- **WHAT YOU HAVE TO DO**:
Pull out every line below that contains the word "unwinding".
* Start *
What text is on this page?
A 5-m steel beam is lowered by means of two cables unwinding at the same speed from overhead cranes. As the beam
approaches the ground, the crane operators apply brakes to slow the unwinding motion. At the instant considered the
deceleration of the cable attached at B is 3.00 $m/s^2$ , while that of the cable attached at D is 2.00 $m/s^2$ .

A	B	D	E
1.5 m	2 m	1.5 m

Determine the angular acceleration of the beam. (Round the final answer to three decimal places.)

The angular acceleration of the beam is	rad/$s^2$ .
* End *
- **THE COMPLETED TASK**:
A 5-m steel beam is lowered by means of two cables unwinding at the same speed from overhead cranes. As the beam
approaches the ground, the crane operators apply brakes to slow the unwinding motion. At the instant considered the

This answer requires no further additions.